(Entries with figure data)
----------

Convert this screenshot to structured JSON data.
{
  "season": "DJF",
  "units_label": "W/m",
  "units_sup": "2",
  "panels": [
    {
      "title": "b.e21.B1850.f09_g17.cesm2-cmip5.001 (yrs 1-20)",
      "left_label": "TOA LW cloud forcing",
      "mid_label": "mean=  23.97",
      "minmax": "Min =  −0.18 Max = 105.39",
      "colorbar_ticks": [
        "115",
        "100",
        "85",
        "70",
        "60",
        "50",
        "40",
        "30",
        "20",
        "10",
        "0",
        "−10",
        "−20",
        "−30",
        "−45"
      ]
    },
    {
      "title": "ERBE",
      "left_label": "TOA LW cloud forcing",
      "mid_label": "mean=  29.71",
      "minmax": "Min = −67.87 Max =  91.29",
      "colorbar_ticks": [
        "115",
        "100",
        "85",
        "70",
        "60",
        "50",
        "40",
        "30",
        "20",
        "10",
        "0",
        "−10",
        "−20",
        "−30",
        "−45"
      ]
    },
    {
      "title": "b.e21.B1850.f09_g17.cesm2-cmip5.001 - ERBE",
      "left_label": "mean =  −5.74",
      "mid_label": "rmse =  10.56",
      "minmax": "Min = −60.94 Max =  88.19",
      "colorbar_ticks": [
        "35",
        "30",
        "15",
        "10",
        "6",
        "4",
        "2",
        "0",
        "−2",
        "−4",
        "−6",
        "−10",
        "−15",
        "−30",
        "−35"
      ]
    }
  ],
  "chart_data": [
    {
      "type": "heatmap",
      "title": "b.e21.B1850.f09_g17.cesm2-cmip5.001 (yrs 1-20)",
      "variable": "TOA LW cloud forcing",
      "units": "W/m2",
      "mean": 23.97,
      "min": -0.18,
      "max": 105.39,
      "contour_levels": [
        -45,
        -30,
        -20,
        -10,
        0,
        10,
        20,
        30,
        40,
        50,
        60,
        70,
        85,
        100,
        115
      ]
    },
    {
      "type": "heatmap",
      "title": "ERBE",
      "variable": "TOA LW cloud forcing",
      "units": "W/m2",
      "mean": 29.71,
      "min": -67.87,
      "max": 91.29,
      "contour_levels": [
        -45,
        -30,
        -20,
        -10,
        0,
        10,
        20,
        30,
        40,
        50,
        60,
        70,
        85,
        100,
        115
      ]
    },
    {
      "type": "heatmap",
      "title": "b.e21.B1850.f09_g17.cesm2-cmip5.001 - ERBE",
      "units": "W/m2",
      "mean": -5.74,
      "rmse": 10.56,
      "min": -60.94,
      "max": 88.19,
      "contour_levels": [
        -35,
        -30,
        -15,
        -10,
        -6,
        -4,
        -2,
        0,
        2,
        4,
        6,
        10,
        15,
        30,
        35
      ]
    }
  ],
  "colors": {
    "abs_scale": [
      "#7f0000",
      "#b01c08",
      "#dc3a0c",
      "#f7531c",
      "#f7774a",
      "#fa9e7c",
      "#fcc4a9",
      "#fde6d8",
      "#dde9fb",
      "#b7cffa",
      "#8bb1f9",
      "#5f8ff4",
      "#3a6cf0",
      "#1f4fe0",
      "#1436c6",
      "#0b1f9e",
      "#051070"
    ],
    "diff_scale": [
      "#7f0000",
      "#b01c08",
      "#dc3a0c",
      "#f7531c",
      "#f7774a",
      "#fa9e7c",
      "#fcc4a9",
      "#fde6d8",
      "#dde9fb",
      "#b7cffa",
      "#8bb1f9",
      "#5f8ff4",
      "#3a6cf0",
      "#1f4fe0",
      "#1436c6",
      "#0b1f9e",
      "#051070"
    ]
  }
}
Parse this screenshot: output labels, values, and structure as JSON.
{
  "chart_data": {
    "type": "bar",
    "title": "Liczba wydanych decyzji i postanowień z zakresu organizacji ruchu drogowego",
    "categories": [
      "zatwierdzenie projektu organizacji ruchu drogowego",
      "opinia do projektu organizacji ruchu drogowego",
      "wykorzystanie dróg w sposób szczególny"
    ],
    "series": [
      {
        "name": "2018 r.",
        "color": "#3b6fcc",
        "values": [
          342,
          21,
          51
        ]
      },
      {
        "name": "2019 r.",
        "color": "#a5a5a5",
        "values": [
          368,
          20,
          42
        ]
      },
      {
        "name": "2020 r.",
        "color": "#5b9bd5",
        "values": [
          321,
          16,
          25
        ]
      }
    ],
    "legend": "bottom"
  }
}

----------

> _TO BE DONE_
Starting with the line that contains "Parse this screenshot: output", write out each line through the end of the listing, exactly as it appears, and include nothing else.

> _TASK SOLUTION_
Parse this screenshot: output labels, values, and structure as JSON.
{
  "chart_data": {
    "type": "bar",
    "title": "Liczba wydanych decyzji i postanowień z zakresu organizacji ruchu drogowego",
    "categories": [
      "zatwierdzenie projektu organizacji ruchu drogowego",
      "opinia do projektu organizacji ruchu drogowego",
      "wykorzystanie dróg w sposób szczególny"
    ],
    "series": [
      {
        "name": "2018 r.",
        "color": "#3b6fcc",
        "values": [
          342,
          21,
          51
        ]
      },
      {
        "name": "2019 r.",
        "color": "#a5a5a5",
        "values": [
          368,
          20,
          42
        ]
      },
      {
        "name": "2020 r.",
        "color": "#5b9bd5",
        "values": [
          321,
          16,
          25
        ]
      }
    ],
    "legend": "bottom"
  }
}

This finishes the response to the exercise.